Given data:
* * * * * * *
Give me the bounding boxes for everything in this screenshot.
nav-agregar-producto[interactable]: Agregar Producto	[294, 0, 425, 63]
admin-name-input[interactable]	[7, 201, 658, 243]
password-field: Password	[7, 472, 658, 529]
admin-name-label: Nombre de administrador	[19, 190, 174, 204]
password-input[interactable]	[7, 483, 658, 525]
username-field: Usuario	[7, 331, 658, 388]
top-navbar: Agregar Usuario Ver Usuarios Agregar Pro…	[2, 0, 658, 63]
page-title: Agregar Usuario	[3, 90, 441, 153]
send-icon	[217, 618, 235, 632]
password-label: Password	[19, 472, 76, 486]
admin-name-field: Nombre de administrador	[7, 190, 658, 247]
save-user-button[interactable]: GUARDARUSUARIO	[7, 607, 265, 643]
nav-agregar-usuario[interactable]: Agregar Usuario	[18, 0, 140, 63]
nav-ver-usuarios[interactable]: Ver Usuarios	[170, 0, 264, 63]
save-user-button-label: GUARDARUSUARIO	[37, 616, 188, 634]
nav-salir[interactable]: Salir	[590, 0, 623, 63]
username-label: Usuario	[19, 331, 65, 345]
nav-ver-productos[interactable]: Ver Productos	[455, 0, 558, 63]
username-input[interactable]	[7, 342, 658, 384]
* * * * * * *
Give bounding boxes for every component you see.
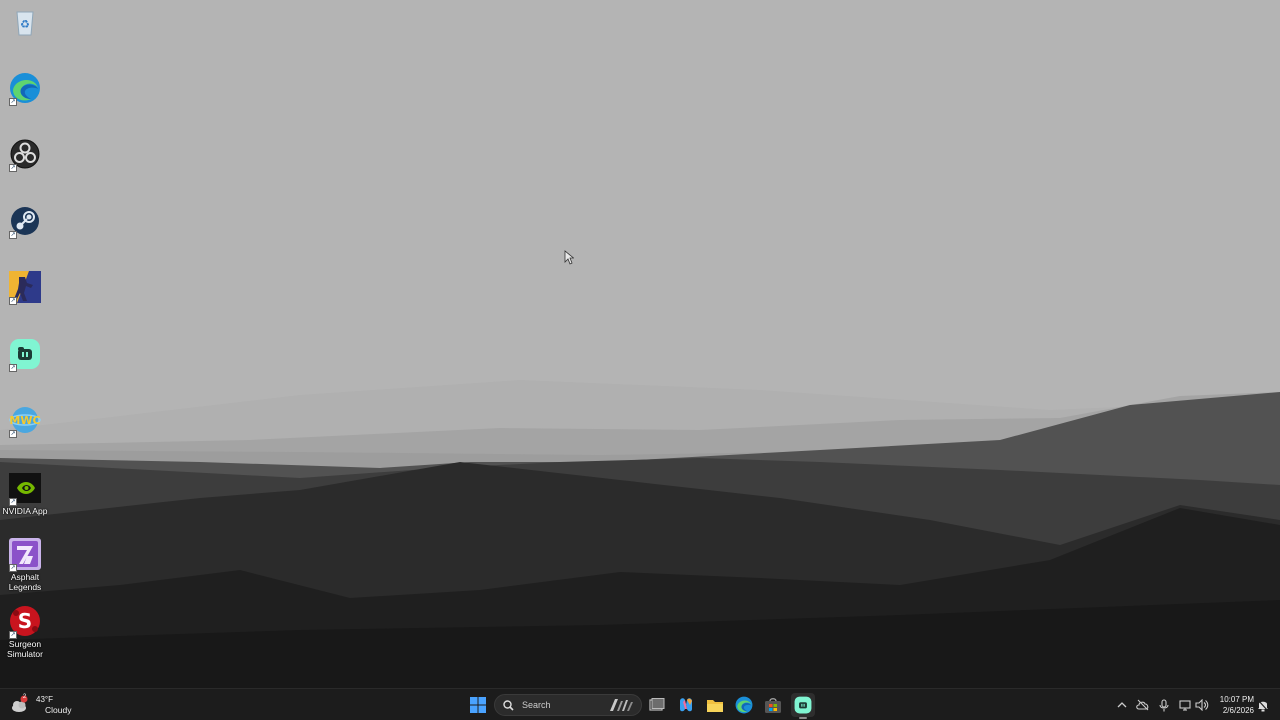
* * * * * * *
Work required:
Show, copied in full, every row above that contains the string "Agregar". Treat uppercase and lowercase letters as distinct.

Full response:
nav-agregar-producto[interactable]: Agregar Producto	[294, 0, 425, 63]
top-navbar: Agregar Usuario Ver Usuarios Agregar Pro…	[2, 0, 658, 63]
page-title: Agregar Usuario	[3, 90, 441, 153]
nav-agregar-usuario[interactable]: Agregar Usuario	[18, 0, 140, 63]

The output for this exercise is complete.